Answer with nothing but a number: how many lines include the word "Draft"?

────────────────────

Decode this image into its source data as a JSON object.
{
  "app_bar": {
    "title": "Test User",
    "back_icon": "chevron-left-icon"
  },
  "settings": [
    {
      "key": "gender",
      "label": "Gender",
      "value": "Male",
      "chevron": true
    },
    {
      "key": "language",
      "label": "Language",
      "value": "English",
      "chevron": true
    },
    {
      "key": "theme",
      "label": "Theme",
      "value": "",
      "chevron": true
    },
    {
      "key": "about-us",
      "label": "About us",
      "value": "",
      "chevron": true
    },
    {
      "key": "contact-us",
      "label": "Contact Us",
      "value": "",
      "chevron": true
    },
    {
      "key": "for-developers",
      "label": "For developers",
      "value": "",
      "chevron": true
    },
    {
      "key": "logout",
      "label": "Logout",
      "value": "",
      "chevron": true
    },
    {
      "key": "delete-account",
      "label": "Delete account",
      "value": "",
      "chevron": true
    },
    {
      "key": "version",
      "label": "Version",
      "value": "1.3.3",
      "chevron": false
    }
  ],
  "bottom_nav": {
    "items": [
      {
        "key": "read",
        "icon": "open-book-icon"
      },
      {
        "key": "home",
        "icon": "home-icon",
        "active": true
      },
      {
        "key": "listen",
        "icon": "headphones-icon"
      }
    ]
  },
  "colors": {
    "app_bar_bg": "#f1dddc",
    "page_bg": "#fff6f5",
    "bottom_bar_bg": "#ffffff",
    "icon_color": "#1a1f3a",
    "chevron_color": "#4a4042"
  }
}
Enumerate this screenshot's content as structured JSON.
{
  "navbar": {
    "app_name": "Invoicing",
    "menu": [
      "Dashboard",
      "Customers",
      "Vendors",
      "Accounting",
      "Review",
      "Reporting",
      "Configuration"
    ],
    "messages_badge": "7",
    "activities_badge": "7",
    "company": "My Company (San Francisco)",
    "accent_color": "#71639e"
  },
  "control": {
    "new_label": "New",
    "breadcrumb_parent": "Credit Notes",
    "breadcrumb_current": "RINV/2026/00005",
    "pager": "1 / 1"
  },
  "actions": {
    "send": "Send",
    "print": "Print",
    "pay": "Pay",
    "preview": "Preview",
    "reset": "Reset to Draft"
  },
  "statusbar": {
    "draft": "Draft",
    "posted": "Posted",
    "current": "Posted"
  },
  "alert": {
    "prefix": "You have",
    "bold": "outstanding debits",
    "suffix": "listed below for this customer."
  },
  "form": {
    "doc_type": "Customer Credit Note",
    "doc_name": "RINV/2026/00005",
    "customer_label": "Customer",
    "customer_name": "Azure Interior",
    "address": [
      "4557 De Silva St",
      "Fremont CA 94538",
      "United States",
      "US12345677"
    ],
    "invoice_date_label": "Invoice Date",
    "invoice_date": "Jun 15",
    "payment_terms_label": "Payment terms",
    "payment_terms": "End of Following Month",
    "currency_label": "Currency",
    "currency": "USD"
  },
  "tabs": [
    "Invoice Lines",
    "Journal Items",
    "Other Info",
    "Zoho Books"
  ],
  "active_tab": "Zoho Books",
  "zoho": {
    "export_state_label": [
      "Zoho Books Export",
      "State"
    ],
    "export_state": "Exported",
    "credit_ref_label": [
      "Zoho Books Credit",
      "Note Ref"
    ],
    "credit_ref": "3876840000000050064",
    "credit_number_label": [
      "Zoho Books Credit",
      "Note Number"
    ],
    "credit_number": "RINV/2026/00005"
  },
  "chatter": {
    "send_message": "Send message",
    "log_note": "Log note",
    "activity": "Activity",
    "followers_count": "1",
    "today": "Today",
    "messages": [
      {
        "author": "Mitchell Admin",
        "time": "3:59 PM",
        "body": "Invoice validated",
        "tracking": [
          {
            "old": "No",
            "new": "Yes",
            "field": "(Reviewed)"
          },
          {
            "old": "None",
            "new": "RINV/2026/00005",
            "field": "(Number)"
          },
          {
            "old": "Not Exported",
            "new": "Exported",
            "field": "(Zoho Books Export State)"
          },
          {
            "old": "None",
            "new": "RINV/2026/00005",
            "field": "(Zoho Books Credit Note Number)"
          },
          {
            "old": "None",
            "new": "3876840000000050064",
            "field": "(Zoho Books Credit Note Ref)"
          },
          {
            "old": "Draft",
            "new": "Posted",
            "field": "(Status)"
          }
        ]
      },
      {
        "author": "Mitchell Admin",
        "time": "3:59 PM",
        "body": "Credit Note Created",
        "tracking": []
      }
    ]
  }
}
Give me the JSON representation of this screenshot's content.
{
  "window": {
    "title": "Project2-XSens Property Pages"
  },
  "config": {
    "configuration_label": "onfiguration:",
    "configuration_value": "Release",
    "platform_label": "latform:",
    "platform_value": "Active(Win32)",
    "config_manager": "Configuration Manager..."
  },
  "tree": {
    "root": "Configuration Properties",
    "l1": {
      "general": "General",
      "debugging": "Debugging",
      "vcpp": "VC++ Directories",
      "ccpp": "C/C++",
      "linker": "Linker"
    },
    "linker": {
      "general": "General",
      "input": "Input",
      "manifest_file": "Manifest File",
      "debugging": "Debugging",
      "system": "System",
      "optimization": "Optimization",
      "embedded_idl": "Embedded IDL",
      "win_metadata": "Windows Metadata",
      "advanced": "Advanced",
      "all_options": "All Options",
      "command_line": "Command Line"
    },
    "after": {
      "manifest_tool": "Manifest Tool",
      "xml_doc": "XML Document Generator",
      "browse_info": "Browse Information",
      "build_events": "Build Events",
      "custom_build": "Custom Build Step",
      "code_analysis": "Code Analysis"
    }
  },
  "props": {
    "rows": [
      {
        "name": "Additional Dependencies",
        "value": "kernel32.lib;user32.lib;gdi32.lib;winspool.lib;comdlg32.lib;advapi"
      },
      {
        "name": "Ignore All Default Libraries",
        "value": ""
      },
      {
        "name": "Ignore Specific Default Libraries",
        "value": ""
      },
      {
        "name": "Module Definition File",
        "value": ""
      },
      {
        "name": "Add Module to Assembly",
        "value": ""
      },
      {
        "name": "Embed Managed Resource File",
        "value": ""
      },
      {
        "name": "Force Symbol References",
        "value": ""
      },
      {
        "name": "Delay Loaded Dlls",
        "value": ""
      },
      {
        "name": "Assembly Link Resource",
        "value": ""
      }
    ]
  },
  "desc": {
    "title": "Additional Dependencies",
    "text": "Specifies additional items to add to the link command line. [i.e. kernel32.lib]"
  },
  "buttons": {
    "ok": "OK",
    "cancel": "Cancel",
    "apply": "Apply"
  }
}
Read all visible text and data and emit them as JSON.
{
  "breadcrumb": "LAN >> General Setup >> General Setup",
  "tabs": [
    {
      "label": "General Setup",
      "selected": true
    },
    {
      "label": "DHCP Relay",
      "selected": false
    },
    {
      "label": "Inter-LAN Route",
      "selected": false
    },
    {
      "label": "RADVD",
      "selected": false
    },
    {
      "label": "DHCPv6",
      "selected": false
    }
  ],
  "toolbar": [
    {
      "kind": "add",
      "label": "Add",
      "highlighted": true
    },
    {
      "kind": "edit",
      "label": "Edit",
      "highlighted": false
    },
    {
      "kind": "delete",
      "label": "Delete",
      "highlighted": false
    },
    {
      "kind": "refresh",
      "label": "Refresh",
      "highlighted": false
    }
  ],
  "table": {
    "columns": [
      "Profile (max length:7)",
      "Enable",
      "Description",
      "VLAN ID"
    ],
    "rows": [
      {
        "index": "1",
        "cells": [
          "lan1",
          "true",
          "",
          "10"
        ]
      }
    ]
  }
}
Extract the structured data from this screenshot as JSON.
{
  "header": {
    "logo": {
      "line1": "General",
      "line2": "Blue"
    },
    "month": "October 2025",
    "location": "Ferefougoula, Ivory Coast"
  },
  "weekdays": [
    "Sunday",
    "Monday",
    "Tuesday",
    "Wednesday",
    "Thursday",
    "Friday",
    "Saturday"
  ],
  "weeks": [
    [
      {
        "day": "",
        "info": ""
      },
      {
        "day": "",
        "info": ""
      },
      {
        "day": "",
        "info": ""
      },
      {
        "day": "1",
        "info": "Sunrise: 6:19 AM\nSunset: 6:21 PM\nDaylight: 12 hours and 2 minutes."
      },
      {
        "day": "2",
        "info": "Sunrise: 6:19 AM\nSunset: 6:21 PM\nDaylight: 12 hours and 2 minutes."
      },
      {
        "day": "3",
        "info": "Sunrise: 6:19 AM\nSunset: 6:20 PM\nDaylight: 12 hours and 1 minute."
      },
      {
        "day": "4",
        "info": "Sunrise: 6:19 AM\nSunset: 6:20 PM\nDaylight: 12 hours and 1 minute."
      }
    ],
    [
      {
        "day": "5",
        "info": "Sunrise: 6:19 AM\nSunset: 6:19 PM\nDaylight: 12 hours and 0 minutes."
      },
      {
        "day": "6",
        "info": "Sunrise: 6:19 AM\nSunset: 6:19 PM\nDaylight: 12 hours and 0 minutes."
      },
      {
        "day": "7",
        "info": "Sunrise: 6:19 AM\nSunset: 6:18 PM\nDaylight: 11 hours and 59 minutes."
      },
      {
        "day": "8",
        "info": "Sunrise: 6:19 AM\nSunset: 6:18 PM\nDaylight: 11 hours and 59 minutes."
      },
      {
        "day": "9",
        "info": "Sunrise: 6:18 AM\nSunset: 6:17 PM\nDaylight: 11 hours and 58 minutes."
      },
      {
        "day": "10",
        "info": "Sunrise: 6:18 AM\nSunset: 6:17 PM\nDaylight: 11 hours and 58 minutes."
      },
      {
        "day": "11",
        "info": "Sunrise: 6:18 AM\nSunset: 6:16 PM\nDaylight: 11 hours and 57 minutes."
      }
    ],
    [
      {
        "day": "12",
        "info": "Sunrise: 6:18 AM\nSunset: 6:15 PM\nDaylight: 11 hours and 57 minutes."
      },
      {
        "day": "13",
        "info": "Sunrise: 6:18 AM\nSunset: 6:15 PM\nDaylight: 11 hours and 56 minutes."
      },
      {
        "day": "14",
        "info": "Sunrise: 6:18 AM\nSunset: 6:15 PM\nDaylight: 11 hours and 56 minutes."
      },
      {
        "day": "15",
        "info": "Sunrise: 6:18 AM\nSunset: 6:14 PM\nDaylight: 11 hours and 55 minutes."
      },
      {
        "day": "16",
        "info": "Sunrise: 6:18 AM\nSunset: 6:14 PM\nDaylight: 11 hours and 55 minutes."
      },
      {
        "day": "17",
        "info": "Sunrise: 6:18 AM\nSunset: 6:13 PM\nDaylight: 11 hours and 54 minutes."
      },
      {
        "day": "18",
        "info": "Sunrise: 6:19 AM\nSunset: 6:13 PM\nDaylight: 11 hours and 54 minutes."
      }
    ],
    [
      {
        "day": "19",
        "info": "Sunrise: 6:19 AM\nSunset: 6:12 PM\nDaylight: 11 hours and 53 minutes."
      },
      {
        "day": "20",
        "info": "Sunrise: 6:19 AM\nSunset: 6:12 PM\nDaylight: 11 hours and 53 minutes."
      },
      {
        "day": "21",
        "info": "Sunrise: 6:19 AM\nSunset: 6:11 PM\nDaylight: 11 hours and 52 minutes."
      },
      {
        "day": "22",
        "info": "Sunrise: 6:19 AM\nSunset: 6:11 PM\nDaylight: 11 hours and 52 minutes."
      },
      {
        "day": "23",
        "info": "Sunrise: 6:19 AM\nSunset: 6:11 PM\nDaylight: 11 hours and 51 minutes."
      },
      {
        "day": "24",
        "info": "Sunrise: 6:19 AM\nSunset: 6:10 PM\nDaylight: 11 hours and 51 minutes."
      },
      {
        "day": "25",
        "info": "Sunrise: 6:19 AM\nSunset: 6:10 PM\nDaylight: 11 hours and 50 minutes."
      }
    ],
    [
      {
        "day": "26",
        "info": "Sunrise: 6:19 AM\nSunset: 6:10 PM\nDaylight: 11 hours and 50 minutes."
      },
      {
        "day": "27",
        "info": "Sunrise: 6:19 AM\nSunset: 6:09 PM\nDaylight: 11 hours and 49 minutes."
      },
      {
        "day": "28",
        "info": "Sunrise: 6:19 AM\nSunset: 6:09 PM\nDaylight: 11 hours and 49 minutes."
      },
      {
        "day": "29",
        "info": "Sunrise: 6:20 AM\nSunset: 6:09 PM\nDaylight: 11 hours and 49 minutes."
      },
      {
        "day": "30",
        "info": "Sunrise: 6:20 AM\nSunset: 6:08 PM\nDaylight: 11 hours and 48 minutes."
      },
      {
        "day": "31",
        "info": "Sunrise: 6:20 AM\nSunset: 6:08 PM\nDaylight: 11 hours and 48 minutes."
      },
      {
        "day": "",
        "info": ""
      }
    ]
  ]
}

────────────────────

Answer: 3